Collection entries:
· · ·

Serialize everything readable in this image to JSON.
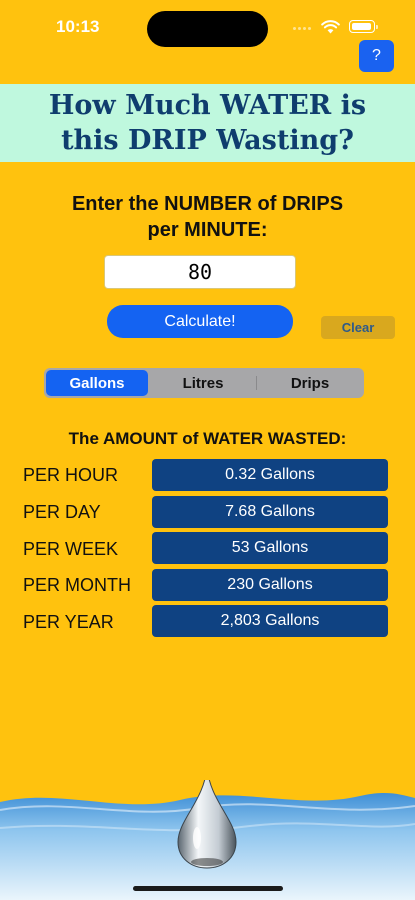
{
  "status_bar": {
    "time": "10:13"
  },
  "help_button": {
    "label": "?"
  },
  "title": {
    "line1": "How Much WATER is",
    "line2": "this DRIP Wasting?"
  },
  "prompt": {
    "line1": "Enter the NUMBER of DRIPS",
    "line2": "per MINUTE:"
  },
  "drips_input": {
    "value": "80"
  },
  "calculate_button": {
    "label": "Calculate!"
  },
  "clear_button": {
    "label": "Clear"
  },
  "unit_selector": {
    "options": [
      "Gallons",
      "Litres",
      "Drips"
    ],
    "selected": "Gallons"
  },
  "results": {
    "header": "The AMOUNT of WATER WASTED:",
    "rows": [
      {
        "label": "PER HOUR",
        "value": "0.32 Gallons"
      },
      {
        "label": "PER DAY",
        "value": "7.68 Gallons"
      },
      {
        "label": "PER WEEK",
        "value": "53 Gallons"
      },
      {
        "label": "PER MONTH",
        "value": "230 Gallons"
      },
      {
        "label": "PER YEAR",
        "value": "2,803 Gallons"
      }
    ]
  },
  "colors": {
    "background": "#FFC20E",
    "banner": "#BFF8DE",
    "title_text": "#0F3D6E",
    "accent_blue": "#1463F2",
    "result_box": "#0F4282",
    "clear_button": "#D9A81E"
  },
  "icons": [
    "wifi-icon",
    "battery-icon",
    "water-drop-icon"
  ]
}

· · ·

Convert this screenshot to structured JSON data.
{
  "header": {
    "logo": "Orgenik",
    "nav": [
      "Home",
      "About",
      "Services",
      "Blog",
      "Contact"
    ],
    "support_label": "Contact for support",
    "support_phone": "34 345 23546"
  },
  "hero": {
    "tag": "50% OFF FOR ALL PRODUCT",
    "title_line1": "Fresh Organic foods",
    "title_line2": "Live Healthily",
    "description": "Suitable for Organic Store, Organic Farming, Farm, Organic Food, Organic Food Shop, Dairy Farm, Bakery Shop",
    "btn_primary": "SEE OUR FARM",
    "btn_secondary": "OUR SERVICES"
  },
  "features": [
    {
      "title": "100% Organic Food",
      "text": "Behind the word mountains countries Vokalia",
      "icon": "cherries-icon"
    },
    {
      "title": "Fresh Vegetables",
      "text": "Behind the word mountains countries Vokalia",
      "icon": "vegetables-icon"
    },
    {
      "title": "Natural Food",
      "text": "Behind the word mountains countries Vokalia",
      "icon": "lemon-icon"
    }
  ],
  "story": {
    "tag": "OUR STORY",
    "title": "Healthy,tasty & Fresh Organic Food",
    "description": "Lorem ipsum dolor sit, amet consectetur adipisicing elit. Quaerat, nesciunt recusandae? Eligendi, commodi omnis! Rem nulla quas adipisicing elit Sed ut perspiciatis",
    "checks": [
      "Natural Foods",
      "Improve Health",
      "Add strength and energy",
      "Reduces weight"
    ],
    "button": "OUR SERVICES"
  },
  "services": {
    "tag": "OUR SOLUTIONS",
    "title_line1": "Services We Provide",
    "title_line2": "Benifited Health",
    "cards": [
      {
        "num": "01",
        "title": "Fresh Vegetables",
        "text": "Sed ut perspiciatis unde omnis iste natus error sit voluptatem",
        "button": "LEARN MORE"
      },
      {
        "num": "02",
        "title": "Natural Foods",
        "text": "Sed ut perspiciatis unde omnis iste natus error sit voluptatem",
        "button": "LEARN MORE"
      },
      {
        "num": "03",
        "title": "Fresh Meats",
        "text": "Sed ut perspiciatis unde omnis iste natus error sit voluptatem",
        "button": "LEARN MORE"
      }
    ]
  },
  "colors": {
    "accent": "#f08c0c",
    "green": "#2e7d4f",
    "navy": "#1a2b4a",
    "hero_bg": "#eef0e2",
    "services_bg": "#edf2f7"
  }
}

· · ·

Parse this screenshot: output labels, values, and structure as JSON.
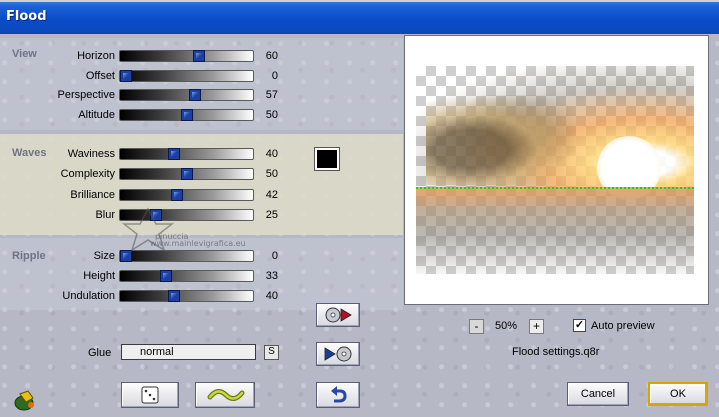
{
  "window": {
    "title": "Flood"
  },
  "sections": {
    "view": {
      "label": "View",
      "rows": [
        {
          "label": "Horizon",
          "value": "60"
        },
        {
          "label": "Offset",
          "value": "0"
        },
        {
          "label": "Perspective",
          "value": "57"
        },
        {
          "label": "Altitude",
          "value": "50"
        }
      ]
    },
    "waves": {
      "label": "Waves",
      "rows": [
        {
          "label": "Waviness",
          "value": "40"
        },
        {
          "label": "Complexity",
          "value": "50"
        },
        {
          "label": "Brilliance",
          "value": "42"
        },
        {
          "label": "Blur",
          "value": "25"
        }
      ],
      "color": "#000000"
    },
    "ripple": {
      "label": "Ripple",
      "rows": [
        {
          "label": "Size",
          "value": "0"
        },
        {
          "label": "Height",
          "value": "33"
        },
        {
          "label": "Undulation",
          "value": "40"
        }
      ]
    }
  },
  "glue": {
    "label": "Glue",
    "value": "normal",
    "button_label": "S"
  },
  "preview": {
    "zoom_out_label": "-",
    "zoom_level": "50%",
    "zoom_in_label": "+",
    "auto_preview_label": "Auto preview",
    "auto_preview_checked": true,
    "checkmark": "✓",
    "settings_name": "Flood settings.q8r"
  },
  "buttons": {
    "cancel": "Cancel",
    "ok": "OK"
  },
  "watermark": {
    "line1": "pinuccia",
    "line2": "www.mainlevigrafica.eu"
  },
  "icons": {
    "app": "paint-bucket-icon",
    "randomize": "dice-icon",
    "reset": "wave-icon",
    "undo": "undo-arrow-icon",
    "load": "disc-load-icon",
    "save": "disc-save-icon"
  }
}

· · ·

TASK PROMPT: Working from the listing above, pick out every line that has "Organic" and copy it.

EXERCISE RESPONSE:
    "title_line1": "Fresh Organic foods",
    "description": "Suitable for Organic Store, Organic Farming, Farm, Organic Food, Organic Food Shop, Dairy Farm, Bakery Shop",
      "title": "100% Organic Food",
    "title": "Healthy,tasty & Fresh Organic Food",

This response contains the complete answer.